◆ **Written request 1**
Return each line of the records below that contains the string "playhead".

By definition, a Richmond Slut would be a resident of a San Francisco neighborhood who compromises principles for personal gain. In context of the indie rock 'n' roll scene, the name suggests the unblushing ability to laud oneself. Yet, at no time would you catch a member of the Richmond Sluts perched on some barstool droning on and on about how bitchin' his band is; or how days of monumental proportions lie ahead for the band; and how the international rock press is all bubbly-mouthed over the band's recently released self-titled debut.

If you're a fan of the Richmond Sluts, don't expect a bombardment of endlessly galling e-mails detailing the band's MP3 chart positions, gig dates, or egomaniacally personal member updates. The gift of graft is lost on the Sluts. The band could give a shit. Conversation with band members reveals a welcome lack of self-aggrandizing hype. They come off like a proper rock band, befittingly fuzzyheaded and with all faculties in imperfect working order.

Nevertheless, the band name isn't exactly rooted in irony.

"We started out in the Richmond district in San Francisco where we were living at the time," deadpans bassist/founder Chris Beltran. He's talking from the San Francisco rehearsal space of the band. "And the story goes that I slept with this girl to get the drum set, and that was our first piece of equipment. It's a true story. Our house in Richmond was basically a little whorehouse with parties and all kinds of shit going on, ya know? The band is basically everything that we were living and doing at the time. That's how it started."

Sluts? Maybe they were once. Now they claim steady girlfriends. Nevertheless, early on Beltran understood the value of spirit over ability, a fact that had many people coming and going in the Sluts camp. It was that attitude that lead him to singer/guitarist/band producer Shea Roberts, whom he met at a party. Roberts and Beltran had similar hairstyles.

"And we found Shea, he was actually a great drummer, still is a great drummer, and he couldn't play guitar. But fuck it, he's got the spirit, you know what I mean? That's perfect. That's exactly what we wanted. At the time Shea really wanted to be a lead singer, and I'm like, nah, 'cause we already had a singer -- our lineup has changed over the last few years. . . ."


The Sluts' ability -- or willingness -- to respond to interview requests from New Times appeared to be hopeless. It took days and days. This story almost didn't run, in fact. Yet the idea of five guys in a band fiercely loyal to the traditions laid forth by their record collections is alluring. And the same thing that makes the Sluts worthy -- this curiously old-fashioned rock 'n' roll dignity -- could very well be the thing that finishes them off. They don't pretend to be doing PR.

The Sluts loathe the music biz for all the right reasons. The members would, in fact, rather yak about cherished San Francisco drinking holes ("The Orbit Room, because one of my good friends works there and gets us drunk for free.") or why Generation X bassist Tony James was the coolest thing about that band, than bore themselves with career-advancing ploys and such gibberish.

◆ **Source data**
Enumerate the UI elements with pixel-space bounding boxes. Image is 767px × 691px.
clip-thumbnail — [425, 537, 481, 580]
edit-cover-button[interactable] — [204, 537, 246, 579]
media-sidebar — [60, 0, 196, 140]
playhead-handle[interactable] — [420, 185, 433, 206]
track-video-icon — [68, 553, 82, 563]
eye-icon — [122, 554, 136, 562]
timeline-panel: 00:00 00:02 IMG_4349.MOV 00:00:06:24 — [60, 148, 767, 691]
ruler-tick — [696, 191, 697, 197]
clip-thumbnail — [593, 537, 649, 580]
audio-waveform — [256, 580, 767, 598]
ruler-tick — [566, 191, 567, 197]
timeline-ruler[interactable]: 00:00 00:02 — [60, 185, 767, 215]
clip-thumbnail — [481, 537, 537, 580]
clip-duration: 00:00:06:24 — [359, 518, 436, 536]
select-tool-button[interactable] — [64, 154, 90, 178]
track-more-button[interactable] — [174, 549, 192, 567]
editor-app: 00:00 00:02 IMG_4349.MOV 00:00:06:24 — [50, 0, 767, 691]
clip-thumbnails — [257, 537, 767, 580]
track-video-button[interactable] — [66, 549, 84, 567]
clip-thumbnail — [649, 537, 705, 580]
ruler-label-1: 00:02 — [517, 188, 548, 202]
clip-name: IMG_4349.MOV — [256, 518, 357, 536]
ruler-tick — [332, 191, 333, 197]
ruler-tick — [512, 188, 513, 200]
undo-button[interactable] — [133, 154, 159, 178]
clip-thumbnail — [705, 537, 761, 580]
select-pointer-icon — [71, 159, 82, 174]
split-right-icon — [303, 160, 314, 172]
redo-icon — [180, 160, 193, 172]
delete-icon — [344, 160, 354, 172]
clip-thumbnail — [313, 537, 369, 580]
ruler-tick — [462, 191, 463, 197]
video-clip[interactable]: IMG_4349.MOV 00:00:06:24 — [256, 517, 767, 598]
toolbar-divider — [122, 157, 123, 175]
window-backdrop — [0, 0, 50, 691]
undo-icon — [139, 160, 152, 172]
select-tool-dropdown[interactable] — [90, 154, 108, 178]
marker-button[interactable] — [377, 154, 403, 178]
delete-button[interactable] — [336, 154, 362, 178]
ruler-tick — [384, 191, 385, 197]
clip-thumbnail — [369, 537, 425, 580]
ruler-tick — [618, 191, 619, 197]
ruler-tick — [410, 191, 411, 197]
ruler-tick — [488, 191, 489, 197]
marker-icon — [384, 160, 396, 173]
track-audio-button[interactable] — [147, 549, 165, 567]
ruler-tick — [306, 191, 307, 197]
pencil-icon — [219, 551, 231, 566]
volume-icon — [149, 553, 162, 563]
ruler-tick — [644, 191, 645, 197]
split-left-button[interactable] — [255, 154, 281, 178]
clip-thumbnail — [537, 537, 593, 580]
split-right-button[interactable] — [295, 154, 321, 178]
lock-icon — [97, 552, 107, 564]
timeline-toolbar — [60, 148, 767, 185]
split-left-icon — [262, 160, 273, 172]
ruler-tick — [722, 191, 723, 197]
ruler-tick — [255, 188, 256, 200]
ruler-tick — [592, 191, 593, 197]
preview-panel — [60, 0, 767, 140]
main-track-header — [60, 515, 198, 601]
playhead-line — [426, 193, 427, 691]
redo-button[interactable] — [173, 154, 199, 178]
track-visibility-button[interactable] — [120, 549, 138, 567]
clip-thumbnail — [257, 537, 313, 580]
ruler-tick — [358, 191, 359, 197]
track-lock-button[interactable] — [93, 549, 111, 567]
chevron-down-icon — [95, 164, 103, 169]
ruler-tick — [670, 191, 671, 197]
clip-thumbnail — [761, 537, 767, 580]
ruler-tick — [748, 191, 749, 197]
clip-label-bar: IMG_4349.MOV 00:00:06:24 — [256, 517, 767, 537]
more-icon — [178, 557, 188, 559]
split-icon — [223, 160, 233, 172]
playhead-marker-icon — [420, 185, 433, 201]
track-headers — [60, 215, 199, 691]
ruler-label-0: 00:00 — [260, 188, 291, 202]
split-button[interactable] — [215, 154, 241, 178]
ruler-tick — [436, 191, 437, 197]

◆ **Written request 2**
Print the portion of the Richmond Sluts article above between "If you're a" and "imperfect working order.", inclusive, copying it word for word.

◆ **Output 1**
playhead-handle[interactable] — [420, 185, 433, 206]
playhead-line — [426, 193, 427, 691]
playhead-marker-icon — [420, 185, 433, 201]

◆ **Output 2**
If you're a fan of the Richmond Sluts, don't expect a bombardment of endlessly galling e-mails detailing the band's MP3 chart positions, gig dates, or egomaniacally personal member updates. The gift of graft is lost on the Sluts. The band could give a shit. Conversation with band members reveals a welcome lack of self-aggrandizing hype. They come off like a proper rock band, befittingly fuzzyheaded and with all faculties in imperfect working order.